• [SOURCE DATA]
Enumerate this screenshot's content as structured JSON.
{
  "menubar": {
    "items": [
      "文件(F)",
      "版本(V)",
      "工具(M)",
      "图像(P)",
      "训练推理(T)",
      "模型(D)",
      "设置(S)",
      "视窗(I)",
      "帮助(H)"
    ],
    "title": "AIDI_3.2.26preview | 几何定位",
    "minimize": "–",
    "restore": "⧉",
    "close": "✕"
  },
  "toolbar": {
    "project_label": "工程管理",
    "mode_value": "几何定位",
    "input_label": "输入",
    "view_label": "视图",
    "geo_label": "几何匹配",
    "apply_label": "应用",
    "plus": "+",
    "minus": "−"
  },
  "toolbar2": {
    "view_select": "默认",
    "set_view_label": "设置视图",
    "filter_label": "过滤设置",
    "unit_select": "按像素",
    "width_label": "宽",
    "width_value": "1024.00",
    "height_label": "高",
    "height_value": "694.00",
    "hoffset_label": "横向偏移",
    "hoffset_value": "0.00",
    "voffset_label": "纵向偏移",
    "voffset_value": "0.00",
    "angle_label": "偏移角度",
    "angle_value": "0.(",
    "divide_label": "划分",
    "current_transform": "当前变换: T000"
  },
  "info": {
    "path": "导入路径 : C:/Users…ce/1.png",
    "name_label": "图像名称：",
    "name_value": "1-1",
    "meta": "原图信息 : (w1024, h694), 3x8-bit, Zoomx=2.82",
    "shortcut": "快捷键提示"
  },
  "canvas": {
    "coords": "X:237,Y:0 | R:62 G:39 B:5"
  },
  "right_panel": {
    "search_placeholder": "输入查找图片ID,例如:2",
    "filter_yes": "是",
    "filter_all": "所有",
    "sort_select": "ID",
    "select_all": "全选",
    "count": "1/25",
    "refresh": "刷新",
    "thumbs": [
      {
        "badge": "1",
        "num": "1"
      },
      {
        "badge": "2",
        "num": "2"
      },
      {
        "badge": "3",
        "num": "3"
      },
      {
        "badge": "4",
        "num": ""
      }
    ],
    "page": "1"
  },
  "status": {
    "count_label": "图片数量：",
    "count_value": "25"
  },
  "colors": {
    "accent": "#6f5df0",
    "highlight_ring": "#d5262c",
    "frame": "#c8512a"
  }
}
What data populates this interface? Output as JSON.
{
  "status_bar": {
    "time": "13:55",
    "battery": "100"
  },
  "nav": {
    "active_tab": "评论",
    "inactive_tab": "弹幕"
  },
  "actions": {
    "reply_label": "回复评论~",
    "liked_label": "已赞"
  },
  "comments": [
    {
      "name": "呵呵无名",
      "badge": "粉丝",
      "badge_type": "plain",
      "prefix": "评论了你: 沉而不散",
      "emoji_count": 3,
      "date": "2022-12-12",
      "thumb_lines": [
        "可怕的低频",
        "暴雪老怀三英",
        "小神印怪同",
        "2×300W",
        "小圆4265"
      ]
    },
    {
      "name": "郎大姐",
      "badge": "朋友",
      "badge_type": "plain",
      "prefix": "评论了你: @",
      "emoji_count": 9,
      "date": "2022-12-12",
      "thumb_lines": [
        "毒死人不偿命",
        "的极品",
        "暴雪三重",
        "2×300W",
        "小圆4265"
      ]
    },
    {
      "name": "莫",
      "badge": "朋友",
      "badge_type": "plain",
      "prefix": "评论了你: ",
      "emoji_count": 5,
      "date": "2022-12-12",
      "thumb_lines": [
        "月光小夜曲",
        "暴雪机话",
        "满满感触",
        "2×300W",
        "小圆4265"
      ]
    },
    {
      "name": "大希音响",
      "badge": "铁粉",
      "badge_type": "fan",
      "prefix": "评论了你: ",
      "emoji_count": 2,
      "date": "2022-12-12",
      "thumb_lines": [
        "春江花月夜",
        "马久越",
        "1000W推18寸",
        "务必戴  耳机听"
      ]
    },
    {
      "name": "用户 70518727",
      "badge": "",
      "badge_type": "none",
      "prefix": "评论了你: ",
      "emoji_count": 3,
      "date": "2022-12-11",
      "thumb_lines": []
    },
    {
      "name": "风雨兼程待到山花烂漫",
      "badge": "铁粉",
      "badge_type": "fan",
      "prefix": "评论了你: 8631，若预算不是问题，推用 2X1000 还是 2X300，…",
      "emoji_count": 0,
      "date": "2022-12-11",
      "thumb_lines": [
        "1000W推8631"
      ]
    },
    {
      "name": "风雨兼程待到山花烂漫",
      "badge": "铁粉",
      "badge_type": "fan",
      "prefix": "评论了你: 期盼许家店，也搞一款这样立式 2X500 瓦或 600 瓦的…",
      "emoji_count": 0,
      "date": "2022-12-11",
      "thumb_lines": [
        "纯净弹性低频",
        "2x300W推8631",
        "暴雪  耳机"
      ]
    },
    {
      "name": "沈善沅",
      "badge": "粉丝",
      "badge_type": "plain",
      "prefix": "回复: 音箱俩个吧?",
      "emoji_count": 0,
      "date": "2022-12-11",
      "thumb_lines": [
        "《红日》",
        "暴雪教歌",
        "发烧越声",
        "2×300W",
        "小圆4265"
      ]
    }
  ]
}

• [REQUIRED WORK] Transcribe every line of the data, exactly as it stands.

• [OUTPUT FOR THIS TASK]
Enumerate this screenshot's content as structured JSON.
{
  "menubar": {
    "items": [
      "文件(F)",
      "版本(V)",
      "工具(M)",
      "图像(P)",
      "训练推理(T)",
      "模型(D)",
      "设置(S)",
      "视窗(I)",
      "帮助(H)"
    ],
    "title": "AIDI_3.2.26preview | 几何定位",
    "minimize": "–",
    "restore": "⧉",
    "close": "✕"
  },
  "toolbar": {
    "project_label": "工程管理",
    "mode_value": "几何定位",
    "input_label": "输入",
    "view_label": "视图",
    "geo_label": "几何匹配",
    "apply_label": "应用",
    "plus": "+",
    "minus": "−"
  },
  "toolbar2": {
    "view_select": "默认",
    "set_view_label": "设置视图",
    "filter_label": "过滤设置",
    "unit_select": "按像素",
    "width_label": "宽",
    "width_value": "1024.00",
    "height_label": "高",
    "height_value": "694.00",
    "hoffset_label": "横向偏移",
    "hoffset_value": "0.00",
    "voffset_label": "纵向偏移",
    "voffset_value": "0.00",
    "angle_label": "偏移角度",
    "angle_value": "0.(",
    "divide_label": "划分",
    "current_transform": "当前变换: T000"
  },
  "info": {
    "path": "导入路径 : C:/Users…ce/1.png",
    "name_label": "图像名称：",
    "name_value": "1-1",
    "meta": "原图信息 : (w1024, h694), 3x8-bit, Zoomx=2.82",
    "shortcut": "快捷键提示"
  },
  "canvas": {
    "coords": "X:237,Y:0 | R:62 G:39 B:5"
  },
  "right_panel": {
    "search_placeholder": "输入查找图片ID,例如:2",
    "filter_yes": "是",
    "filter_all": "所有",
    "sort_select": "ID",
    "select_all": "全选",
    "count": "1/25",
    "refresh": "刷新",
    "thumbs": [
      {
        "badge": "1",
        "num": "1"
      },
      {
        "badge": "2",
        "num": "2"
      },
      {
        "badge": "3",
        "num": "3"
      },
      {
        "badge": "4",
        "num": ""
      }
    ],
    "page": "1"
  },
  "status": {
    "count_label": "图片数量：",
    "count_value": "25"
  },
  "colors": {
    "accent": "#6f5df0",
    "highlight_ring": "#d5262c",
    "frame": "#c8512a"
  }
}
What data populates this interface? Output as JSON.
{
  "status_bar": {
    "time": "13:55",
    "battery": "100"
  },
  "nav": {
    "active_tab": "评论",
    "inactive_tab": "弹幕"
  },
  "actions": {
    "reply_label": "回复评论~",
    "liked_label": "已赞"
  },
  "comments": [
    {
      "name": "呵呵无名",
      "badge": "粉丝",
      "badge_type": "plain",
      "prefix": "评论了你: 沉而不散",
      "emoji_count": 3,
      "date": "2022-12-12",
      "thumb_lines": [
        "可怕的低频",
        "暴雪老怀三英",
        "小神印怪同",
        "2×300W",
        "小圆4265"
      ]
    },
    {
      "name": "郎大姐",
      "badge": "朋友",
      "badge_type": "plain",
      "prefix": "评论了你: @",
      "emoji_count": 9,
      "date": "2022-12-12",
      "thumb_lines": [
        "毒死人不偿命",
        "的极品",
        "暴雪三重",
        "2×300W",
        "小圆4265"
      ]
    },
    {
      "name": "莫",
      "badge": "朋友",
      "badge_type": "plain",
      "prefix": "评论了你: ",
      "emoji_count": 5,
      "date": "2022-12-12",
      "thumb_lines": [
        "月光小夜曲",
        "暴雪机话",
        "满满感触",
        "2×300W",
        "小圆4265"
      ]
    },
    {
      "name": "大希音响",
      "badge": "铁粉",
      "badge_type": "fan",
      "prefix": "评论了你: ",
      "emoji_count": 2,
      "date": "2022-12-12",
      "thumb_lines": [
        "春江花月夜",
        "马久越",
        "1000W推18寸",
        "务必戴  耳机听"
      ]
    },
    {
      "name": "用户 70518727",
      "badge": "",
      "badge_type": "none",
      "prefix": "评论了你: ",
      "emoji_count": 3,
      "date": "2022-12-11",
      "thumb_lines": []
    },
    {
      "name": "风雨兼程待到山花烂漫",
      "badge": "铁粉",
      "badge_type": "fan",
      "prefix": "评论了你: 8631，若预算不是问题，推用 2X1000 还是 2X300，…",
      "emoji_count": 0,
      "date": "2022-12-11",
      "thumb_lines": [
        "1000W推8631"
      ]
    },
    {
      "name": "风雨兼程待到山花烂漫",
      "badge": "铁粉",
      "badge_type": "fan",
      "prefix": "评论了你: 期盼许家店，也搞一款这样立式 2X500 瓦或 600 瓦的…",
      "emoji_count": 0,
      "date": "2022-12-11",
      "thumb_lines": [
        "纯净弹性低频",
        "2x300W推8631",
        "暴雪  耳机"
      ]
    },
    {
      "name": "沈善沅",
      "badge": "粉丝",
      "badge_type": "plain",
      "prefix": "回复: 音箱俩个吧?",
      "emoji_count": 0,
      "date": "2022-12-11",
      "thumb_lines": [
        "《红日》",
        "暴雪教歌",
        "发烧越声",
        "2×300W",
        "小圆4265"
      ]
    }
  ]
}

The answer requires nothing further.